Work to complete:
Below is a block of records; repeat all of them exactly.

-- Data provided start --

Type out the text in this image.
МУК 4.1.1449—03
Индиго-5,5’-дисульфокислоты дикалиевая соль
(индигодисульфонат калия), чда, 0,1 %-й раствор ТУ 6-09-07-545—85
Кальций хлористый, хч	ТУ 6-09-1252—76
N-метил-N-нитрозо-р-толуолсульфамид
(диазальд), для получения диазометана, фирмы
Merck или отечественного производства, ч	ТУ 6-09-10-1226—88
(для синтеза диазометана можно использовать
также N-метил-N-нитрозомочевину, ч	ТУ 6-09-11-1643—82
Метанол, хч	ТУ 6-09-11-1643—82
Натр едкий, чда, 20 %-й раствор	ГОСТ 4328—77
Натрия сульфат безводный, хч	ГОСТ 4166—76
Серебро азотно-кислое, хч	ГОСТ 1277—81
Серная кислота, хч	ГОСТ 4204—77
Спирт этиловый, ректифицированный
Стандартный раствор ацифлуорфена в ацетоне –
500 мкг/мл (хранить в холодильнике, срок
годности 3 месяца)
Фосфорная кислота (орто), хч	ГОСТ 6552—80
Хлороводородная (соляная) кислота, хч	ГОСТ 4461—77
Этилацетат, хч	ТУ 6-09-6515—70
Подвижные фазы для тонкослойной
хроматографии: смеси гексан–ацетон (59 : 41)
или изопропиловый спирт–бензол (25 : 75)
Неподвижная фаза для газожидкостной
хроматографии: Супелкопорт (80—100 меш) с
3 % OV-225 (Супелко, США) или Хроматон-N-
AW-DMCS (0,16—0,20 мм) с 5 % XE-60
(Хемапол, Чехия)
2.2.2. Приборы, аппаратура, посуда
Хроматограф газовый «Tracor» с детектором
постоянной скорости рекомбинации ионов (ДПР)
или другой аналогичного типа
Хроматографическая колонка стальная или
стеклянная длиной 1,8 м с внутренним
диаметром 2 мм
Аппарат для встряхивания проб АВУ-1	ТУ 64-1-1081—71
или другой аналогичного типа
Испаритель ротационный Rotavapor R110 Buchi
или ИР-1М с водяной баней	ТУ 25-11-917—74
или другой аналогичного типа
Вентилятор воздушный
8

-- Data provided end --

Solution to this task:
Type out the text in this image.
МУК 4.1.1449—03
Индиго-5,5’-дисульфокислоты дикалиевая соль
(индигодисульфонат калия), чда, 0,1 %-й раствор ТУ 6-09-07-545—85
Кальций хлористый, хч	ТУ 6-09-1252—76
N-метил-N-нитрозо-р-толуолсульфамид
(диазальд), для получения диазометана, фирмы
Merck или отечественного производства, ч	ТУ 6-09-10-1226—88
(для синтеза диазометана можно использовать
также N-метил-N-нитрозомочевину, ч	ТУ 6-09-11-1643—82
Метанол, хч	ТУ 6-09-11-1643—82
Натр едкий, чда, 20 %-й раствор	ГОСТ 4328—77
Натрия сульфат безводный, хч	ГОСТ 4166—76
Серебро азотно-кислое, хч	ГОСТ 1277—81
Серная кислота, хч	ГОСТ 4204—77
Спирт этиловый, ректифицированный
Стандартный раствор ацифлуорфена в ацетоне –
500 мкг/мл (хранить в холодильнике, срок
годности 3 месяца)
Фосфорная кислота (орто), хч	ГОСТ 6552—80
Хлороводородная (соляная) кислота, хч	ГОСТ 4461—77
Этилацетат, хч	ТУ 6-09-6515—70
Подвижные фазы для тонкослойной
хроматографии: смеси гексан–ацетон (59 : 41)
или изопропиловый спирт–бензол (25 : 75)
Неподвижная фаза для газожидкостной
хроматографии: Супелкопорт (80—100 меш) с
3 % OV-225 (Супелко, США) или Хроматон-N-
AW-DMCS (0,16—0,20 мм) с 5 % XE-60
(Хемапол, Чехия)
2.2.2. Приборы, аппаратура, посуда
Хроматограф газовый «Tracor» с детектором
постоянной скорости рекомбинации ионов (ДПР)
или другой аналогичного типа
Хроматографическая колонка стальная или
стеклянная длиной 1,8 м с внутренним
диаметром 2 мм
Аппарат для встряхивания проб АВУ-1	ТУ 64-1-1081—71
или другой аналогичного типа
Испаритель ротационный Rotavapor R110 Buchi
или ИР-1М с водяной баней	ТУ 25-11-917—74
или другой аналогичного типа
Вентилятор воздушный
8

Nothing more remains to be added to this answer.